◆ **Exercise task**
The listing below should be printed exactly, every line of it. Skip the pictures.

◆ **Listed entries**
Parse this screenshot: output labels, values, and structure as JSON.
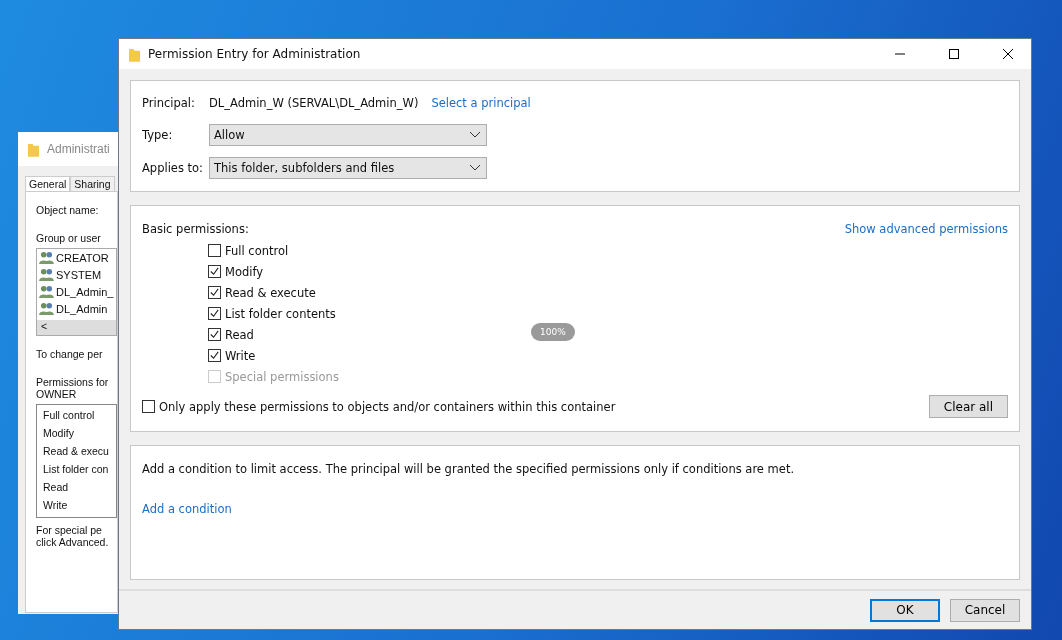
{
  "background_window": {
    "title": "Administrati",
    "tabs": [
      {
        "label": "General",
        "selected": true
      },
      {
        "label": "Sharing",
        "selected": false
      }
    ],
    "object_name_label": "Object name:",
    "group_label": "Group or user",
    "users": [
      "CREATOR",
      "SYSTEM",
      "DL_Admin_",
      "DL_Admin"
    ],
    "scroll_left": "<",
    "change_text": "To change per",
    "permissions_label": [
      "Permissions for",
      "OWNER"
    ],
    "permissions": [
      "Full control",
      "Modify",
      "Read & execu",
      "List folder con",
      "Read",
      "Write"
    ],
    "special_text": [
      "For special pe",
      "click Advanced."
    ]
  },
  "window": {
    "title": "Permission Entry for Administration",
    "principal_label": "Principal:",
    "principal": "DL_Admin_W (SERVAL\\DL_Admin_W)",
    "select_principal": "Select a principal",
    "type_label": "Type:",
    "type_value": "Allow",
    "applies_label": "Applies to:",
    "applies_value": "This folder, subfolders and files",
    "basic_label": "Basic permissions:",
    "advanced_link": "Show advanced permissions",
    "permissions": [
      {
        "label": "Full control",
        "checked": false,
        "disabled": false
      },
      {
        "label": "Modify",
        "checked": true,
        "disabled": false
      },
      {
        "label": "Read & execute",
        "checked": true,
        "disabled": false
      },
      {
        "label": "List folder contents",
        "checked": true,
        "disabled": false
      },
      {
        "label": "Read",
        "checked": true,
        "disabled": false
      },
      {
        "label": "Write",
        "checked": true,
        "disabled": false
      },
      {
        "label": "Special permissions",
        "checked": false,
        "disabled": true
      }
    ],
    "only_apply": {
      "label": "Only apply these permissions to objects and/or containers within this container",
      "checked": false
    },
    "clear_all": "Clear all",
    "condition_text": "Add a condition to limit access. The principal will be granted the specified permissions only if conditions are met.",
    "add_condition": "Add a condition",
    "buttons": [
      {
        "label": "OK",
        "selected": true
      },
      {
        "label": "Cancel",
        "selected": false
      }
    ]
  },
  "zoom_badge": "100%"
}
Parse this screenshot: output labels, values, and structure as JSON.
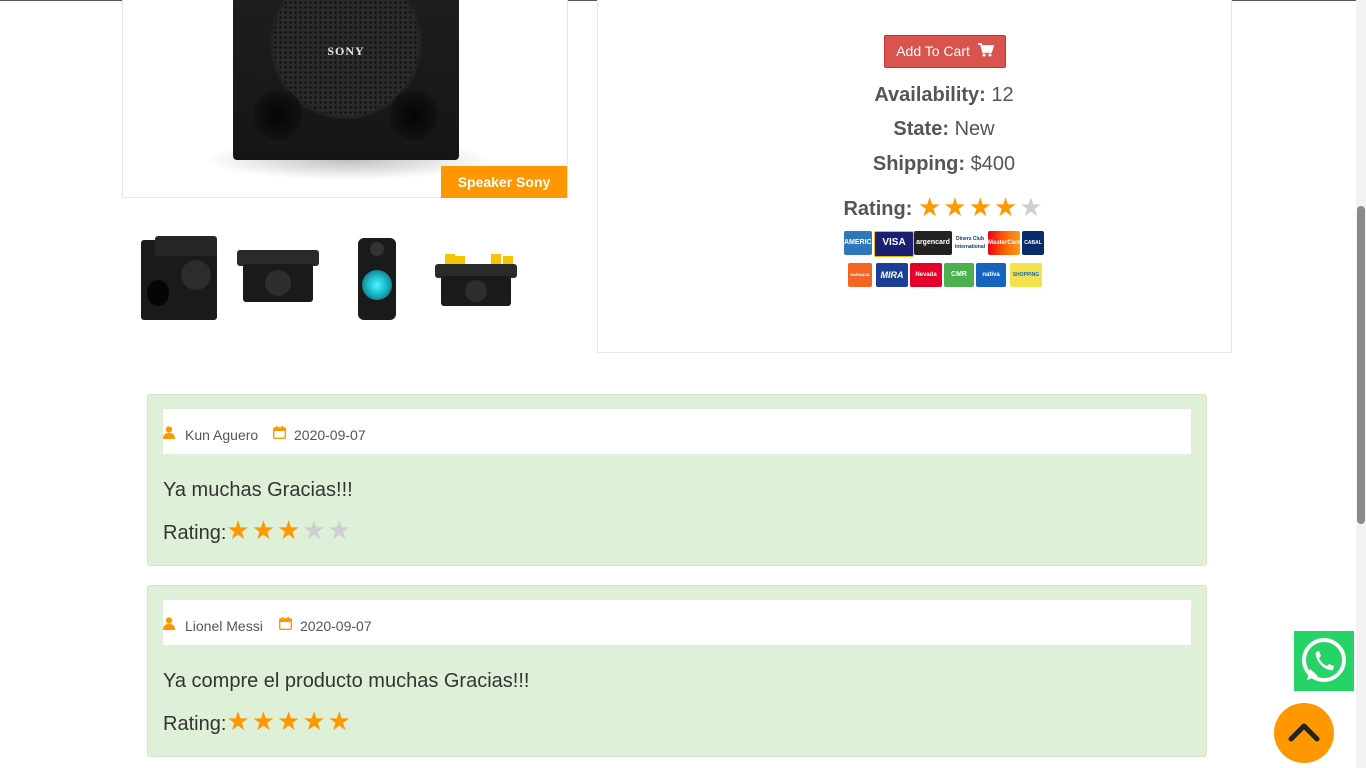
{
  "product": {
    "image_caption": "Speaker Sony",
    "brand_logo_text": "SONY",
    "add_to_cart_label": "Add To Cart",
    "availability_label": "Availability:",
    "availability_value": "12",
    "state_label": "State:",
    "state_value": "New",
    "shipping_label": "Shipping:",
    "shipping_value": "$400",
    "rating_label": "Rating:",
    "rating_stars": 4,
    "rating_max": 5
  },
  "payment_methods": [
    "AMERICAN EXPRESS",
    "VISA",
    "argencard",
    "Diners Club International",
    "MasterCard",
    "CABAL",
    "NARANJA",
    "MIRA",
    "Nevada",
    "CMR",
    "nativa",
    "SHOPPING"
  ],
  "reviews": [
    {
      "author": "Kun Aguero",
      "date": "2020-09-07",
      "text": "Ya muchas Gracias!!!",
      "rating_label": "Rating:",
      "rating": 3,
      "rating_max": 5
    },
    {
      "author": "Lionel Messi",
      "date": "2020-09-07",
      "text": "Ya compre el producto muchas Gracias!!!",
      "rating_label": "Rating:",
      "rating": 5,
      "rating_max": 5
    }
  ],
  "colors": {
    "accent": "#ff9800",
    "cart_button": "#d9534f",
    "review_bg": "#dff0d8",
    "whatsapp": "#25d366",
    "star_off": "#cfcfcf"
  },
  "icons": [
    "cart-icon",
    "user-icon",
    "calendar-icon",
    "whatsapp-icon",
    "chevron-up-icon"
  ]
}
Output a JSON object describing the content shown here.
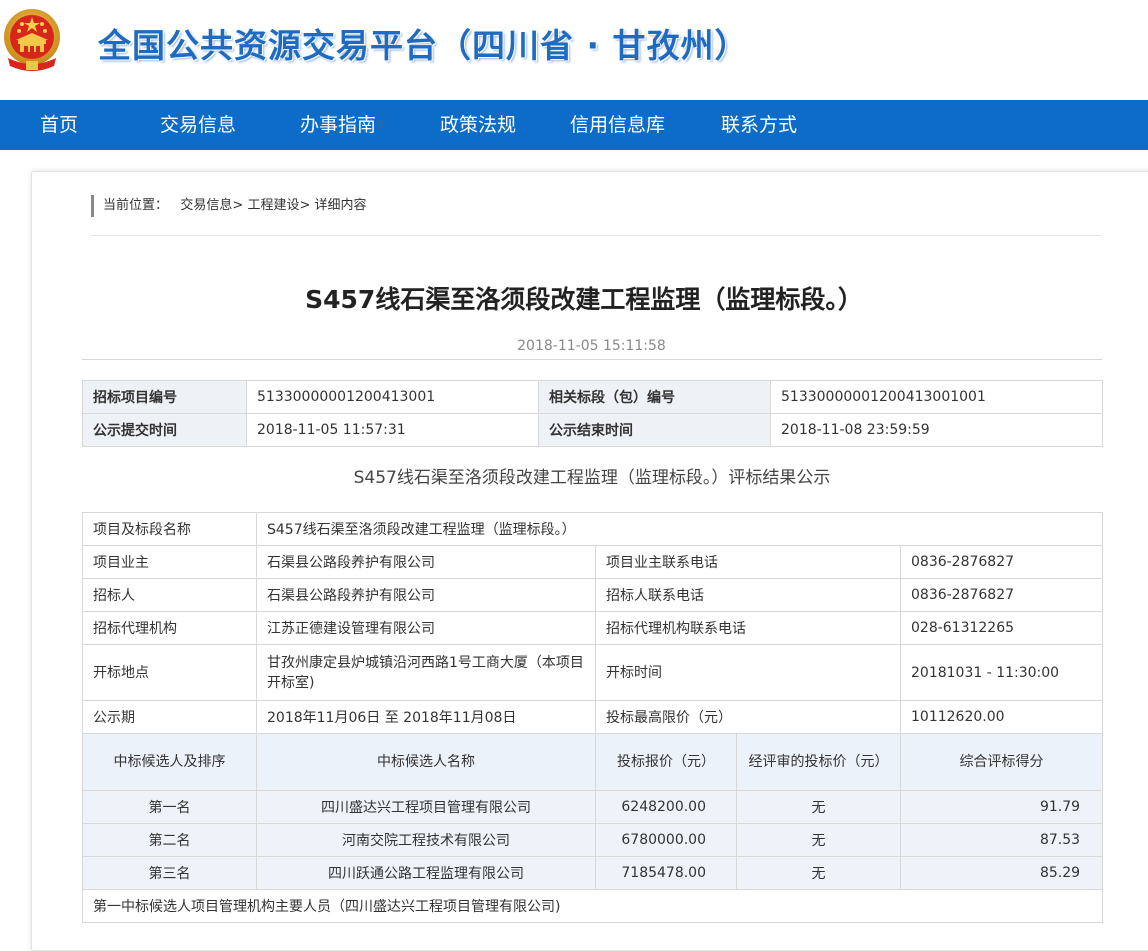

◆ **Complete output**
Parse this screenshot: output labels, values, and structure as JSON.
{
  "background_window": {
    "title": "Administrati",
    "tabs": [
      {
        "label": "General",
        "selected": true
      },
      {
        "label": "Sharing",
        "selected": false
      }
    ],
    "object_name_label": "Object name:",
    "group_label": "Group or user",
    "users": [
      "CREATOR",
      "SYSTEM",
      "DL_Admin_",
      "DL_Admin"
    ],
    "scroll_left": "<",
    "change_text": "To change per",
    "permissions_label": [
      "Permissions for",
      "OWNER"
    ],
    "permissions": [
      "Full control",
      "Modify",
      "Read & execu",
      "List folder con",
      "Read",
      "Write"
    ],
    "special_text": [
      "For special pe",
      "click Advanced."
    ]
  },
  "window": {
    "title": "Permission Entry for Administration",
    "principal_label": "Principal:",
    "principal": "DL_Admin_W (SERVAL\\DL_Admin_W)",
    "select_principal": "Select a principal",
    "type_label": "Type:",
    "type_value": "Allow",
    "applies_label": "Applies to:",
    "applies_value": "This folder, subfolders and files",
    "basic_label": "Basic permissions:",
    "advanced_link": "Show advanced permissions",
    "permissions": [
      {
        "label": "Full control",
        "checked": false,
        "disabled": false
      },
      {
        "label": "Modify",
        "checked": true,
        "disabled": false
      },
      {
        "label": "Read & execute",
        "checked": true,
        "disabled": false
      },
      {
        "label": "List folder contents",
        "checked": true,
        "disabled": false
      },
      {
        "label": "Read",
        "checked": true,
        "disabled": false
      },
      {
        "label": "Write",
        "checked": true,
        "disabled": false
      },
      {
        "label": "Special permissions",
        "checked": false,
        "disabled": true
      }
    ],
    "only_apply": {
      "label": "Only apply these permissions to objects and/or containers within this container",
      "checked": false
    },
    "clear_all": "Clear all",
    "condition_text": "Add a condition to limit access. The principal will be granted the specified permissions only if conditions are met.",
    "add_condition": "Add a condition",
    "buttons": [
      {
        "label": "OK",
        "selected": true
      },
      {
        "label": "Cancel",
        "selected": false
      }
    ]
  },
  "zoom_badge": "100%"
}
Parse this screenshot: output labels, values, and structure as JSON.
{
  "product": {
    "image_caption": "Speaker Sony",
    "brand_logo_text": "SONY",
    "add_to_cart_label": "Add To Cart",
    "availability_label": "Availability:",
    "availability_value": "12",
    "state_label": "State:",
    "state_value": "New",
    "shipping_label": "Shipping:",
    "shipping_value": "$400",
    "rating_label": "Rating:",
    "rating_stars": 4,
    "rating_max": 5
  },
  "payment_methods": [
    "AMERICAN EXPRESS",
    "VISA",
    "argencard",
    "Diners Club International",
    "MasterCard",
    "CABAL",
    "NARANJA",
    "MIRA",
    "Nevada",
    "CMR",
    "nativa",
    "SHOPPING"
  ],
  "reviews": [
    {
      "author": "Kun Aguero",
      "date": "2020-09-07",
      "text": "Ya muchas Gracias!!!",
      "rating_label": "Rating:",
      "rating": 3,
      "rating_max": 5
    },
    {
      "author": "Lionel Messi",
      "date": "2020-09-07",
      "text": "Ya compre el producto muchas Gracias!!!",
      "rating_label": "Rating:",
      "rating": 5,
      "rating_max": 5
    }
  ],
  "colors": {
    "accent": "#ff9800",
    "cart_button": "#d9534f",
    "review_bg": "#dff0d8",
    "whatsapp": "#25d366",
    "star_off": "#cfcfcf"
  },
  "icons": [
    "cart-icon",
    "user-icon",
    "calendar-icon",
    "whatsapp-icon",
    "chevron-up-icon"
  ]
}
Output a JSON object describing the content shown here.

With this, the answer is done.